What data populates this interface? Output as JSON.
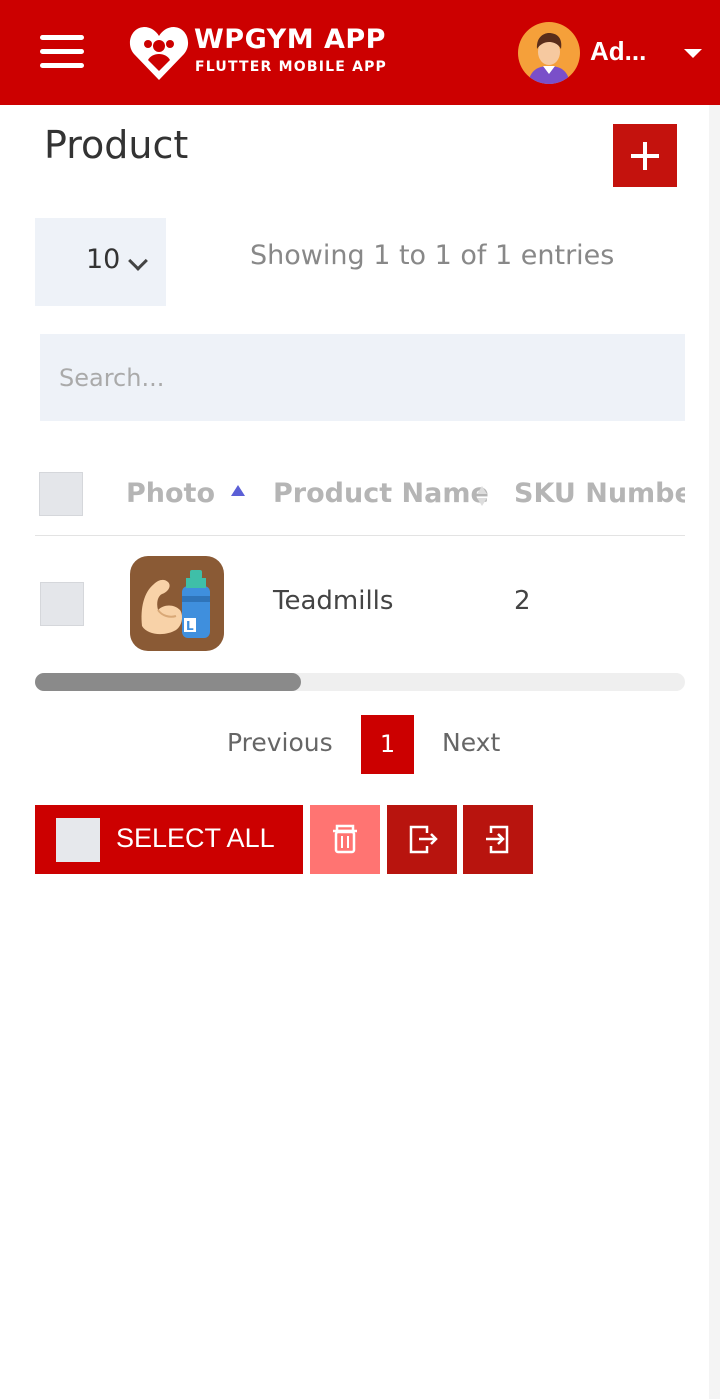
{
  "header": {
    "brand_title": "WPGYM APP",
    "brand_subtitle": "FLUTTER MOBILE APP",
    "user_name": "Ad...",
    "brand_color": "#cc0000"
  },
  "page": {
    "title": "Product"
  },
  "controls": {
    "page_length": "10",
    "info": "Showing 1 to 1 of 1 entries",
    "search_placeholder": "Search..."
  },
  "table": {
    "columns": [
      "Photo",
      "Product Name",
      "SKU Number"
    ],
    "rows": [
      {
        "photo_icon": "muscle-bottle-icon",
        "product_name": "Teadmills",
        "sku_number": "2"
      }
    ]
  },
  "pagination": {
    "previous": "Previous",
    "current": "1",
    "next": "Next"
  },
  "actions": {
    "select_all": "SELECT ALL",
    "delete_icon": "trash-icon",
    "export_icon": "file-export-icon",
    "import_icon": "file-import-icon"
  }
}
________________
- [Given task]: Quote the entries in full. Any image among them is to be omitted from the copy.

- [Solution]:
What data populates this interface? Output as JSON.
{
  "header": {
    "brand_title": "WPGYM APP",
    "brand_subtitle": "FLUTTER MOBILE APP",
    "user_name": "Ad...",
    "brand_color": "#cc0000"
  },
  "page": {
    "title": "Product"
  },
  "controls": {
    "page_length": "10",
    "info": "Showing 1 to 1 of 1 entries",
    "search_placeholder": "Search..."
  },
  "table": {
    "columns": [
      "Photo",
      "Product Name",
      "SKU Number"
    ],
    "rows": [
      {
        "photo_icon": "muscle-bottle-icon",
        "product_name": "Teadmills",
        "sku_number": "2"
      }
    ]
  },
  "pagination": {
    "previous": "Previous",
    "current": "1",
    "next": "Next"
  },
  "actions": {
    "select_all": "SELECT ALL",
    "delete_icon": "trash-icon",
    "export_icon": "file-export-icon",
    "import_icon": "file-import-icon"
  }
}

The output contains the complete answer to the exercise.